**TEXTE SOURCE**
/---
© Getty Imahrd

Témoignage: “Ma fille est devenue un garçon”

2015 n’a pas été de tout repos pour Peggy, qui a vu sa fille Joyce se transformer doucement et devenir un garçon. Elle nous raconte comment cette année si particulière s’est déroulée pour elle.

Peggy, la petite cinquantaine, est une femme mariée mais aussi la mère de quatre enfants. Deux filles et deux garçons, âgés de 15 à 32 ans. Une famille comme les autres, à un détail près: en 2015, sa fille ainée a entamé, plus de deux ans après son coming-out trans, les démarches pour devenir un homme. Une transformation qui prendra quelques mois à peine, et un parcours que la mère de famille a déposé sur papier.

Dans la vie de Peggy, maman d’un garçon transgenre

Peggy nous ouvre le journal intime de cette année si particulière, à l’intérieur duquel la quinqua se raconte entre larmes, tristesse, mais surtout petits et grands bonheurs.

1er janvier 2015

C’est à peine le premier jour de l’année et je sais déjà qu’elle sera riche en émotions! Après avoir été ‘enfermé’ 26 ans dans un corps féminin, mon enfant va enfin pouvoir devenir qui il est réellement. Je l’ai toujours su, je crois. Quand il avait 5 ans déjà, je me demandais s’il ‘n’aimait pas les filles’. Mais 2015 est officiellement l’année où ma Joyce va vraiment devenir Vincent. Il a toujours lutté pour savoir qui il était, jusqu’à il y a deux ans. Nous avions vu un reportage sur un transsexuel et toutes les pièces du puzzle se sont mises en place. Cela a été à la fois un soulagement et une tristesse. Enfin, j’appelle cela une ‘tristesse de maman’. Je vais soutenir Vincent à 100%, bien sûr, mais pour qu’il s’épanouisse, il faut laisser partir Joyce”.
\---
**DONNÉES**
/---
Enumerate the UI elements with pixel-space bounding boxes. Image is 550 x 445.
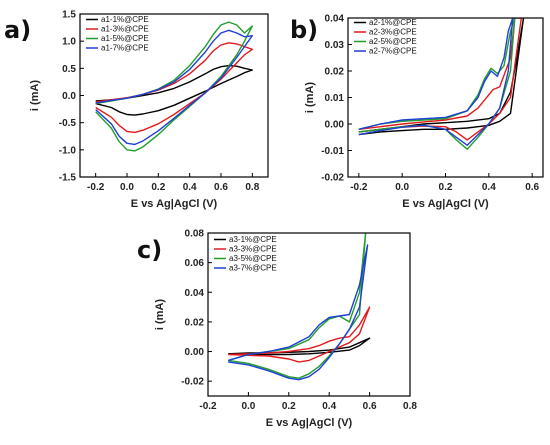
- y-tick-label: -1.0: [59, 145, 77, 156]
- series-line: [228, 337, 371, 356]
- x-axis-label: E vs Ag|AgCl (V): [402, 198, 489, 210]
- y-tick-label: 1.5: [62, 10, 76, 21]
- y-tick-label: 0.04: [185, 288, 205, 299]
- y-tick-label: 0.01: [325, 93, 345, 104]
- y-tick-label: -0.02: [181, 377, 204, 388]
- legend-entry: a1-1%@CPE: [101, 15, 149, 24]
- y-tick-label: 0.06: [185, 258, 205, 269]
- series-line: [358, 18, 525, 136]
- y-tick-label: 0.0: [62, 91, 76, 102]
- x-axis-label: E vs Ag|AgCl (V): [131, 198, 218, 210]
- series-line: [228, 306, 371, 363]
- series-line: [95, 64, 254, 116]
- y-axis-label: i (mA): [154, 299, 166, 331]
- series-line: [95, 42, 254, 134]
- legend-entry: a2-3%@CPE: [369, 28, 417, 37]
- series-line: [95, 21, 254, 152]
- y-axis-label: i (mA): [304, 82, 316, 114]
- x-tick-label: -0.2: [199, 401, 217, 412]
- y-tick-label: -0.02: [321, 173, 344, 184]
- panel-label: b): [290, 16, 318, 44]
- series-line: [228, 233, 367, 379]
- y-tick-label: 0.04: [325, 14, 345, 25]
- chart-panel-2: -0.2 0.0 0.2 0.4 0.6 -0.02 -0.01 0.00 0.01 0.02 0.…: [290, 14, 544, 210]
- legend-entry: a2-1%@CPE: [369, 18, 417, 27]
- y-axis-label: i (mA): [29, 80, 41, 112]
- y-tick-label: 0.03: [325, 40, 345, 51]
- series-line: [228, 244, 369, 381]
- y-tick-label: 1.0: [62, 37, 76, 48]
- legend-entry: a3-3%@CPE: [229, 245, 277, 254]
- plot-frame: [207, 232, 411, 397]
- legend-entry: a1-3%@CPE: [101, 25, 149, 34]
- y-tick-label: 0.00: [185, 347, 205, 358]
- panel-label: c): [137, 236, 162, 264]
- x-tick-label: 0.2: [282, 401, 296, 412]
- x-tick-label: 0.0: [120, 182, 134, 193]
- panel-label: a): [4, 16, 31, 44]
- series-line: [95, 29, 254, 146]
- y-tick-label: -1.5: [59, 173, 77, 184]
- x-tick-label: 0.0: [395, 182, 409, 193]
- y-tick-label: 0.02: [185, 317, 205, 328]
- x-tick-label: 0.2: [439, 182, 453, 193]
- y-tick-label: -0.5: [59, 118, 77, 129]
- x-tick-label: -0.2: [350, 182, 368, 193]
- y-tick-label: 0.5: [62, 64, 76, 75]
- x-tick-label: 0.8: [245, 182, 259, 193]
- x-tick-label: 0.6: [525, 182, 539, 193]
- y-tick-label: 0.08: [185, 229, 205, 240]
- x-tick-label: 0.4: [183, 182, 197, 193]
- x-tick-label: 0.2: [151, 182, 165, 193]
- legend-entry: a3-5%@CPE: [229, 254, 277, 263]
- y-tick-label: 0.02: [325, 67, 345, 78]
- legend-entry: a1-5%@CPE: [101, 34, 149, 43]
- x-tick-label: 0.6: [363, 401, 377, 412]
- y-tick-label: 0.00: [325, 120, 345, 131]
- legend-entry: a3-7%@CPE: [229, 264, 277, 273]
- x-tick-label: 0.4: [322, 401, 336, 412]
- chart-panel-1: -0.2 0.0 0.2 0.4 0.6 0.8 -1.5 -1.0 -0.5 0.0 0.5 1.0…: [4, 10, 269, 210]
- x-tick-label: 0.8: [403, 401, 417, 412]
- legend-entry: a1-7%@CPE: [101, 44, 149, 53]
- x-tick-label: 0.0: [241, 401, 255, 412]
- y-tick-label: -0.01: [321, 146, 344, 157]
- series-line: [358, 18, 514, 146]
- x-tick-label: -0.2: [87, 182, 105, 193]
- series-line: [358, 18, 522, 141]
- x-axis-label: E vs Ag|AgCl (V): [266, 417, 353, 429]
- legend-entry: a3-1%@CPE: [229, 235, 277, 244]
- legend-entry: a2-7%@CPE: [369, 47, 417, 56]
- x-tick-label: 0.6: [214, 182, 228, 193]
- x-tick-label: 0.4: [482, 182, 496, 193]
- legend-entry: a2-5%@CPE: [369, 37, 417, 46]
- chart-panel-3: -0.2 0.0 0.2 0.4 0.6 0.8 -0.02 0.00 0.02 0.04 0.06…: [137, 229, 417, 430]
\---
**CONSIGNES À SUIVRE**
Recopiez s'il vous plaît le passage du témoignage qui commence par « 2015 n’a pas » et se poursuit jusqu'à « et grands bonheurs. ». Les entrées n'ont aucun rapport avec le témoignage.

**RÉPONSE COMPLÈTE**
2015 n’a pas été de tout repos pour Peggy, qui a vu sa fille Joyce se transformer doucement et devenir un garçon. Elle nous raconte comment cette année si particulière s’est déroulée pour elle.

Peggy, la petite cinquantaine, est une femme mariée mais aussi la mère de quatre enfants. Deux filles et deux garçons, âgés de 15 à 32 ans. Une famille comme les autres, à un détail près: en 2015, sa fille ainée a entamé, plus de deux ans après son coming-out trans, les démarches pour devenir un homme. Une transformation qui prendra quelques mois à peine, et un parcours que la mère de famille a déposé sur papier.

Dans la vie de Peggy, maman d’un garçon transgenre

Peggy nous ouvre le journal intime de cette année si particulière, à l’intérieur duquel la quinqua se raconte entre larmes, tristesse, mais surtout petits et grands bonheurs.